- **WHAT YOU SHOULD DO**:
What lines of the data include the string "kopia"? Copy them all.

>> BEGIN EXTRACTED ENTRIES

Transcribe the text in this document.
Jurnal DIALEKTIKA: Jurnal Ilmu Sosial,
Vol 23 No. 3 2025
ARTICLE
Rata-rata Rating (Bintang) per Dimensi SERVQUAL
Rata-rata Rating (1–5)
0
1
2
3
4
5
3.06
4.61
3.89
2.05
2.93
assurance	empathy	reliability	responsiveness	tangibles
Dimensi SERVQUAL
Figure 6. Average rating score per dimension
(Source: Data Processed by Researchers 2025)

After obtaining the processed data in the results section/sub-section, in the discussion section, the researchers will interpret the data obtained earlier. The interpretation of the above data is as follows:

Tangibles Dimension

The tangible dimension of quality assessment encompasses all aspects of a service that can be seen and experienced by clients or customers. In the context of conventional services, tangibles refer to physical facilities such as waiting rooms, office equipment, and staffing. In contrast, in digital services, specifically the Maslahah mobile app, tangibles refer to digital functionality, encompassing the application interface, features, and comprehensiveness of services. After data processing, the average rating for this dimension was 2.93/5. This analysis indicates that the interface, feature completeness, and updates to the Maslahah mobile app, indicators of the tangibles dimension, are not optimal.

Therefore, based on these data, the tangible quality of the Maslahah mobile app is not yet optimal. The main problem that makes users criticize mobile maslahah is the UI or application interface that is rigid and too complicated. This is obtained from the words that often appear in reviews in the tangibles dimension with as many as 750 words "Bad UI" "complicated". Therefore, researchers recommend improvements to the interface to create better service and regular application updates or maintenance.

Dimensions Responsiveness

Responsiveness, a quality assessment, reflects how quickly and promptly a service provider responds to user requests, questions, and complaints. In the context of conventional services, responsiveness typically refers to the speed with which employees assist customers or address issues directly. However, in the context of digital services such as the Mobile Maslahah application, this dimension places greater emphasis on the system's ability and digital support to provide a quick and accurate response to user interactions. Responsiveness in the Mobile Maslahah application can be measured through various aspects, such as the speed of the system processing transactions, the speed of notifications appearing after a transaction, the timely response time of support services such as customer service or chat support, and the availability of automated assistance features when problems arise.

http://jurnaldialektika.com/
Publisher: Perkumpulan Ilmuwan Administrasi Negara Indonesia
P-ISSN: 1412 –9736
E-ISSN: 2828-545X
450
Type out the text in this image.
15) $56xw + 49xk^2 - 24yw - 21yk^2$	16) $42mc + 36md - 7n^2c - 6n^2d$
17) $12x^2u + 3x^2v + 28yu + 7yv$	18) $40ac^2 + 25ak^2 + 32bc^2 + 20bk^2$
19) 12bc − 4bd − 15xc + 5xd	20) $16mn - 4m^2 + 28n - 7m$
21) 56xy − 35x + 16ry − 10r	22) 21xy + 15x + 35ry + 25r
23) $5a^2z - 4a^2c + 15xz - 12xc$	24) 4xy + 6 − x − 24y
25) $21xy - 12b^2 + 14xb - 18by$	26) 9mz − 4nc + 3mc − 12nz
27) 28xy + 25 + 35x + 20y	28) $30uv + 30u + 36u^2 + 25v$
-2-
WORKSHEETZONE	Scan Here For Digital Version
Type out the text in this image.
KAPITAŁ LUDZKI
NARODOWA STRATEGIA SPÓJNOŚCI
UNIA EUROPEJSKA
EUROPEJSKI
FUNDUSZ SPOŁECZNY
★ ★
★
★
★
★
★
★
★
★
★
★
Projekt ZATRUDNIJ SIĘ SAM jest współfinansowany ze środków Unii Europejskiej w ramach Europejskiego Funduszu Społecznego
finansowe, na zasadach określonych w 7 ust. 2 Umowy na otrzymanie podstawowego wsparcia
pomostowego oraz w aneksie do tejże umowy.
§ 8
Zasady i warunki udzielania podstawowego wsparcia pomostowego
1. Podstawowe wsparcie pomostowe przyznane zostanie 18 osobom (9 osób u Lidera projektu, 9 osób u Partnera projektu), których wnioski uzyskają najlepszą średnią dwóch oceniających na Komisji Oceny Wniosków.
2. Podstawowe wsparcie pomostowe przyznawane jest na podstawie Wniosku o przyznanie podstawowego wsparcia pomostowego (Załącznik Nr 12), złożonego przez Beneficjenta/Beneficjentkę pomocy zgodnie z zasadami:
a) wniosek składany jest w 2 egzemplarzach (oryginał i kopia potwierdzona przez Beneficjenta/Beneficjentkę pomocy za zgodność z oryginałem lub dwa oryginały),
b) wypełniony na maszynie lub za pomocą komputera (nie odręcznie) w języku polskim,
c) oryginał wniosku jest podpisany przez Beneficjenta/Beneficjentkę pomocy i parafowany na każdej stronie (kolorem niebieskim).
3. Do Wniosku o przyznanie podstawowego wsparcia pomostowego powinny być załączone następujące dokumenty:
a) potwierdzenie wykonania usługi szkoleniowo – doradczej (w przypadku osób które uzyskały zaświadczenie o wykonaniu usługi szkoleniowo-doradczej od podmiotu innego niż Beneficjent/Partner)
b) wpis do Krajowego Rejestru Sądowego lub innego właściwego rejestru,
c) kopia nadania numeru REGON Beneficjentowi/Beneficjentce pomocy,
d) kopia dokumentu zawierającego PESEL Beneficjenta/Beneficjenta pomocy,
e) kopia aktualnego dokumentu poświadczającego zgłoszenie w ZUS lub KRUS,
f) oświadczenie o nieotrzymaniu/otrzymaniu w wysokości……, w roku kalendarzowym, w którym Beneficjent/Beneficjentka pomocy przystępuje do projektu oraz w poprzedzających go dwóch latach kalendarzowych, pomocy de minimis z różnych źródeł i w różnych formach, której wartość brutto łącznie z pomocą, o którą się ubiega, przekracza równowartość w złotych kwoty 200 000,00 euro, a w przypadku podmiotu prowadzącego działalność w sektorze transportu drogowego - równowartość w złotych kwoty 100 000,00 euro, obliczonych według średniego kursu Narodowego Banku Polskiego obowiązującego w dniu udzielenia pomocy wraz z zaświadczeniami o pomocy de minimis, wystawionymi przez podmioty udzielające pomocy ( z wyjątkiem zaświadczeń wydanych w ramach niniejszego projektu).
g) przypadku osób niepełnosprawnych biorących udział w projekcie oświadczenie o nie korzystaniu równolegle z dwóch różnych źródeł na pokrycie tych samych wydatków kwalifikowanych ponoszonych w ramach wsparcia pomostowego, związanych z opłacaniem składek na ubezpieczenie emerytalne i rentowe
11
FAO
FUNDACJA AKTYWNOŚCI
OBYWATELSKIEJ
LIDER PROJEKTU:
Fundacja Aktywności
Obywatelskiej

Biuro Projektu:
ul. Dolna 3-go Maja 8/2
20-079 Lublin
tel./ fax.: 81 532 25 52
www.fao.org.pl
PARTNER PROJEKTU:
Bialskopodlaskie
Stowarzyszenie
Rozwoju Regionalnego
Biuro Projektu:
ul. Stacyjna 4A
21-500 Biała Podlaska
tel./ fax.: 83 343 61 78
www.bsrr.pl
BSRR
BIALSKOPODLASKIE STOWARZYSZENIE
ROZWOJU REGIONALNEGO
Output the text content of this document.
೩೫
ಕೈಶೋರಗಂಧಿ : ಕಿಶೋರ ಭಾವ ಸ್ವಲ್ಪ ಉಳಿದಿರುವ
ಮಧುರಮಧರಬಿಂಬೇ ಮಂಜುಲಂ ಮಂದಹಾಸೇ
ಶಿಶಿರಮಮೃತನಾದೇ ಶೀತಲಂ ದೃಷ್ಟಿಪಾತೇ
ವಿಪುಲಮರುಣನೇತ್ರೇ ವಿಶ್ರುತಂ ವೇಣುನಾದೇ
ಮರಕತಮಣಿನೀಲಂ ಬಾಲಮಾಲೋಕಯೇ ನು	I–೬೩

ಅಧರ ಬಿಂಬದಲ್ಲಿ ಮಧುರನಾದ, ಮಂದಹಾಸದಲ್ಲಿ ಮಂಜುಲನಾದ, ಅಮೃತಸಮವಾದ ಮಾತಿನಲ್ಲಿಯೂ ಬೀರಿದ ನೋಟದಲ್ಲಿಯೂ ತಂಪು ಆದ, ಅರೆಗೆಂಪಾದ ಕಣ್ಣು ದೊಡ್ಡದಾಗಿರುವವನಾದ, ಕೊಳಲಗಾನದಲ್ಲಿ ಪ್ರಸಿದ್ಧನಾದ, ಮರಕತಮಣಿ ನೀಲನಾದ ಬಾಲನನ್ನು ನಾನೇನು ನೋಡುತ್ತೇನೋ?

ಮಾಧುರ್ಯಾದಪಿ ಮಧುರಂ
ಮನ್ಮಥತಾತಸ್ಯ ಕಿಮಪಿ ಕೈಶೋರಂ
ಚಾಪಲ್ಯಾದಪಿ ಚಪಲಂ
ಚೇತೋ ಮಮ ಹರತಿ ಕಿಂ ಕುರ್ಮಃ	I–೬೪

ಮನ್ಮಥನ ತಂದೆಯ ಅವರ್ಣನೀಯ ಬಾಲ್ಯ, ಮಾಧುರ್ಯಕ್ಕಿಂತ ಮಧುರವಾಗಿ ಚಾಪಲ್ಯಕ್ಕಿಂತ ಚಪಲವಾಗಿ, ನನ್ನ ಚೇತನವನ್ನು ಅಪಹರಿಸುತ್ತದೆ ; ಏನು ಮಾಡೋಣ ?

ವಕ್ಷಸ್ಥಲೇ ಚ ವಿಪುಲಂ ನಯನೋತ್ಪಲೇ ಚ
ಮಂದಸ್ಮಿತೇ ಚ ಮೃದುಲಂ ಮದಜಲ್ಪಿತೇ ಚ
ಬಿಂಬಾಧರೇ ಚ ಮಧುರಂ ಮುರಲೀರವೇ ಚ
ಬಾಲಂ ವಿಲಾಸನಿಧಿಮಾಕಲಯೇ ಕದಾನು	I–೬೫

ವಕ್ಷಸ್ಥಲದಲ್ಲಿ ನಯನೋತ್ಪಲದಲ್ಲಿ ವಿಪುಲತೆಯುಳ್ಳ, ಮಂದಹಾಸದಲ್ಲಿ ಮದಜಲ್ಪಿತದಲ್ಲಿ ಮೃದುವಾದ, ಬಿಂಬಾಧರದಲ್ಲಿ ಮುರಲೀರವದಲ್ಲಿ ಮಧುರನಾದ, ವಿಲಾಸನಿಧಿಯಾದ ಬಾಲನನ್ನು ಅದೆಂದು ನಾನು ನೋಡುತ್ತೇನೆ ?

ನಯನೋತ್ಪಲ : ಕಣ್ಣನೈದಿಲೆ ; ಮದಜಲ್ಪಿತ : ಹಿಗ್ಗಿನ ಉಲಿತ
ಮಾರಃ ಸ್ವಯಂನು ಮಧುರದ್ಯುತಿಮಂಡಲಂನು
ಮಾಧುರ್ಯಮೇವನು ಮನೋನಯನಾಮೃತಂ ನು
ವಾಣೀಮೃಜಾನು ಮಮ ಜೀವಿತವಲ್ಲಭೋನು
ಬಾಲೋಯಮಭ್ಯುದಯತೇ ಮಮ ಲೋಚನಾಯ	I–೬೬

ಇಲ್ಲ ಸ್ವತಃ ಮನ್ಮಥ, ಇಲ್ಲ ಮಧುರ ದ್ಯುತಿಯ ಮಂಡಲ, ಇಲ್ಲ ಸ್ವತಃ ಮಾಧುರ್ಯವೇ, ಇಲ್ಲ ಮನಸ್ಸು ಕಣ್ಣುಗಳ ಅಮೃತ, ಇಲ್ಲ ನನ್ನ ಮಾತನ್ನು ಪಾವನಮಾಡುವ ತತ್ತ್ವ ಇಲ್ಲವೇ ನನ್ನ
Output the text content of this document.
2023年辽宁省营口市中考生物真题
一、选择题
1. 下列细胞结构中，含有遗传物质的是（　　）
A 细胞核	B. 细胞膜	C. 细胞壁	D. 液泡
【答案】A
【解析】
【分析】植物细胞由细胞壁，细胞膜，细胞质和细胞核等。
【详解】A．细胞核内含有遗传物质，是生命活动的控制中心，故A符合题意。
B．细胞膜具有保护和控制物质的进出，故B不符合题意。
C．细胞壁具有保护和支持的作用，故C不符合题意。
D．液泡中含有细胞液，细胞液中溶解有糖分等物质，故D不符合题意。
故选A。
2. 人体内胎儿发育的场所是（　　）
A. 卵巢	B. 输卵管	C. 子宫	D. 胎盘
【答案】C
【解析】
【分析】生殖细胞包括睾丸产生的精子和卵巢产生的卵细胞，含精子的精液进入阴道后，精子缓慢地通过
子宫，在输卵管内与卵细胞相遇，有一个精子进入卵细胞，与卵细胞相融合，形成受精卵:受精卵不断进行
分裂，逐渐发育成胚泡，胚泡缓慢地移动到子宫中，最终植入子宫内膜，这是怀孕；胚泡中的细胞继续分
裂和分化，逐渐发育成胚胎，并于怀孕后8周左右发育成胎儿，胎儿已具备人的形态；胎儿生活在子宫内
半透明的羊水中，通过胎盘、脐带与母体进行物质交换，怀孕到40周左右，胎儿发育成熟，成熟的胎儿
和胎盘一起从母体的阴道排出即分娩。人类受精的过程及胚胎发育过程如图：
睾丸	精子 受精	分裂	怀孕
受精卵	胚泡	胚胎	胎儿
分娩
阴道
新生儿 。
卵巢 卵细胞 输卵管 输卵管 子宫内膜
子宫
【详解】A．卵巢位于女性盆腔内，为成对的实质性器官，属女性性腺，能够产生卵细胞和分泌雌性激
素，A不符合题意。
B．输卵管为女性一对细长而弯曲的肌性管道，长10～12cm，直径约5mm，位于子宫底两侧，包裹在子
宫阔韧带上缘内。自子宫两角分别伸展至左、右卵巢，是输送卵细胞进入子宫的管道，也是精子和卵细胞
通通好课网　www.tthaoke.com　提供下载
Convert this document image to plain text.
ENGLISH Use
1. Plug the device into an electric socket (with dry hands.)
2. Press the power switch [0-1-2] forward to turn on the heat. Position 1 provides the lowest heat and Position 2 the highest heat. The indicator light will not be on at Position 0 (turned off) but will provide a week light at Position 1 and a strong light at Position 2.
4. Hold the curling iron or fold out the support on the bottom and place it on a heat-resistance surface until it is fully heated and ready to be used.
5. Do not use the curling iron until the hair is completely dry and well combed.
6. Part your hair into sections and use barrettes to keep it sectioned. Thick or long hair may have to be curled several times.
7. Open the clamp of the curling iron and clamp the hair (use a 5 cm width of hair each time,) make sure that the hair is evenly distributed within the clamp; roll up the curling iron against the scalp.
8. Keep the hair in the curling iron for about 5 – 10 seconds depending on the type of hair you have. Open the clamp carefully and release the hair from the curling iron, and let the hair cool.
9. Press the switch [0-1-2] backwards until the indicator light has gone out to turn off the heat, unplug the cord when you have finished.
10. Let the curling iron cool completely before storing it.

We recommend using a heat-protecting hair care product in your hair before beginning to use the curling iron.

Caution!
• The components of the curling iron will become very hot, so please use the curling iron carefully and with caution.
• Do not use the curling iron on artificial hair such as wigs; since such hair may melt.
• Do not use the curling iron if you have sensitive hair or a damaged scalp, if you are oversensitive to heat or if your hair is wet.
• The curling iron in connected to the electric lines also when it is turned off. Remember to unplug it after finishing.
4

>> END EXTRACTED ENTRIES

- **REPLY**:
a) wniosek składany jest w 2 egzemplarzach (oryginał i kopia potwierdzona przez Beneficjenta/Beneficjentkę pomocy za zgodność z oryginałem lub dwa oryginały),
c) kopia nadania numeru REGON Beneficjentowi/Beneficjentce pomocy,
d) kopia dokumentu zawierającego PESEL Beneficjenta/Beneficjenta pomocy,
e) kopia aktualnego dokumentu poświadczającego zgłoszenie w ZUS lub KRUS,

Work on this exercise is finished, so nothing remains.